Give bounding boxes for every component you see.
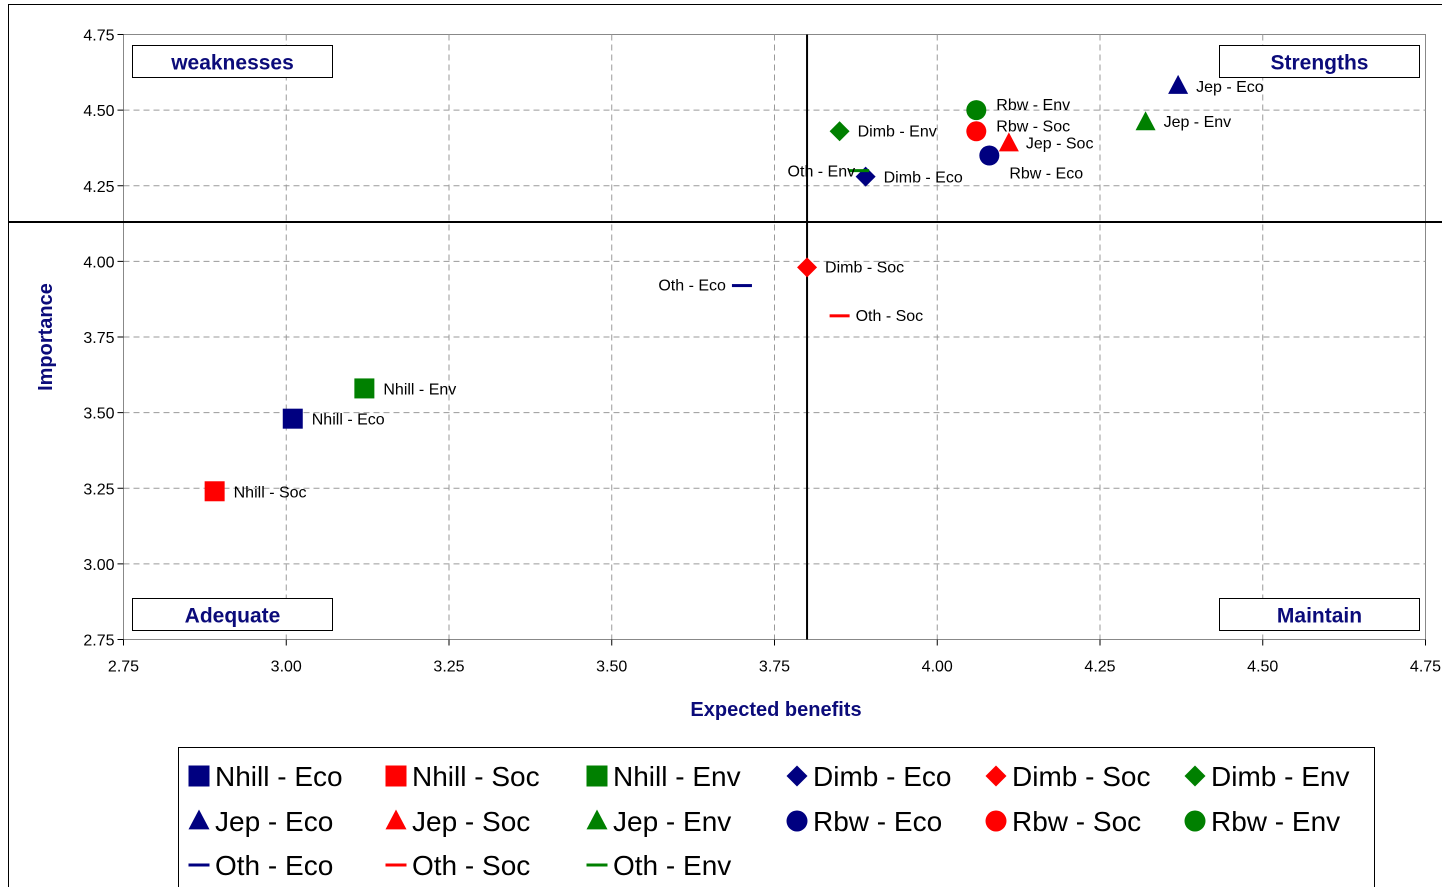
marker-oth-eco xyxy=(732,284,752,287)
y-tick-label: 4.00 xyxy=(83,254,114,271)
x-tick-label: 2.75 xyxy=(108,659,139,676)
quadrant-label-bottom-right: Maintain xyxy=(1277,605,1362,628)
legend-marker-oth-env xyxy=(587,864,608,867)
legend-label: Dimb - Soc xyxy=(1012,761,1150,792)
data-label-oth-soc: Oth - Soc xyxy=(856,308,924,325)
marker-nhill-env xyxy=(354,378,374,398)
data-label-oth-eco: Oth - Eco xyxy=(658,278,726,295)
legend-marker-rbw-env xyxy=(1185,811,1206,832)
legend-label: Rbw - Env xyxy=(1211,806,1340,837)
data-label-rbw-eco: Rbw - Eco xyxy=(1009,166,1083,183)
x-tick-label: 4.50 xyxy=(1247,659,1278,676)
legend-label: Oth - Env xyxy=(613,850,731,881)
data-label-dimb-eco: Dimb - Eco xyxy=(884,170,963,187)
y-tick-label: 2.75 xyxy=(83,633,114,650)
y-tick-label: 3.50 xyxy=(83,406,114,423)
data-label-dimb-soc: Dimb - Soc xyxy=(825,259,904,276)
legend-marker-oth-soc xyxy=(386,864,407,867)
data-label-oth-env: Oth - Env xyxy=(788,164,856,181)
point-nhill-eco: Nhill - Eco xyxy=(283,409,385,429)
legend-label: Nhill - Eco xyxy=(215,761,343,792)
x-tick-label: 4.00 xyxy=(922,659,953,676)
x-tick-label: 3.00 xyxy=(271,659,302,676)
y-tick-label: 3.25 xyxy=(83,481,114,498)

- - -

**PROBLEM**
Output every line from the one containing "marker-oth-eco xyxy=(732,284,752,287)" through the last line above, both included, as a JSON list of strings with one string per line and blank lines omitted.

**RESPONSE TO THIS TASK**
[
  "marker-oth-eco xyxy=(732,284,752,287)",
  "y-tick-label: 4.00 xyxy=(83,254,114,271)",
  "x-tick-label: 2.75 xyxy=(108,659,139,676)",
  "quadrant-label-bottom-right: Maintain xyxy=(1277,605,1362,628)",
  "legend-marker-oth-env xyxy=(587,864,608,867)",
  "legend-label: Dimb - Soc xyxy=(1012,761,1150,792)",
  "data-label-oth-soc: Oth - Soc xyxy=(856,308,924,325)",
  "marker-nhill-env xyxy=(354,378,374,398)",
  "data-label-oth-eco: Oth - Eco xyxy=(658,278,726,295)",
  "legend-marker-rbw-env xyxy=(1185,811,1206,832)",
  "legend-label: Rbw - Env xyxy=(1211,806,1340,837)",
  "data-label-rbw-eco: Rbw - Eco xyxy=(1009,166,1083,183)",
  "x-tick-label: 4.50 xyxy=(1247,659,1278,676)",
  "legend-label: Oth - Env xyxy=(613,850,731,881)",
  "data-label-dimb-eco: Dimb - Eco xyxy=(884,170,963,187)",
  "y-tick-label: 2.75 xyxy=(83,633,114,650)",
  "y-tick-label: 3.50 xyxy=(83,406,114,423)",
  "data-label-dimb-soc: Dimb - Soc xyxy=(825,259,904,276)",
  "legend-marker-oth-soc xyxy=(386,864,407,867)",
  "data-label-oth-env: Oth - Env xyxy=(788,164,856,181)",
  "point-nhill-eco: Nhill - Eco xyxy=(283,409,385,429)",
  "legend-label: Nhill - Eco xyxy=(215,761,343,792)",
  "x-tick-label: 4.00 xyxy=(922,659,953,676)",
  "x-tick-label: 3.00 xyxy=(271,659,302,676)",
  "y-tick-label: 3.25 xyxy=(83,481,114,498)"
]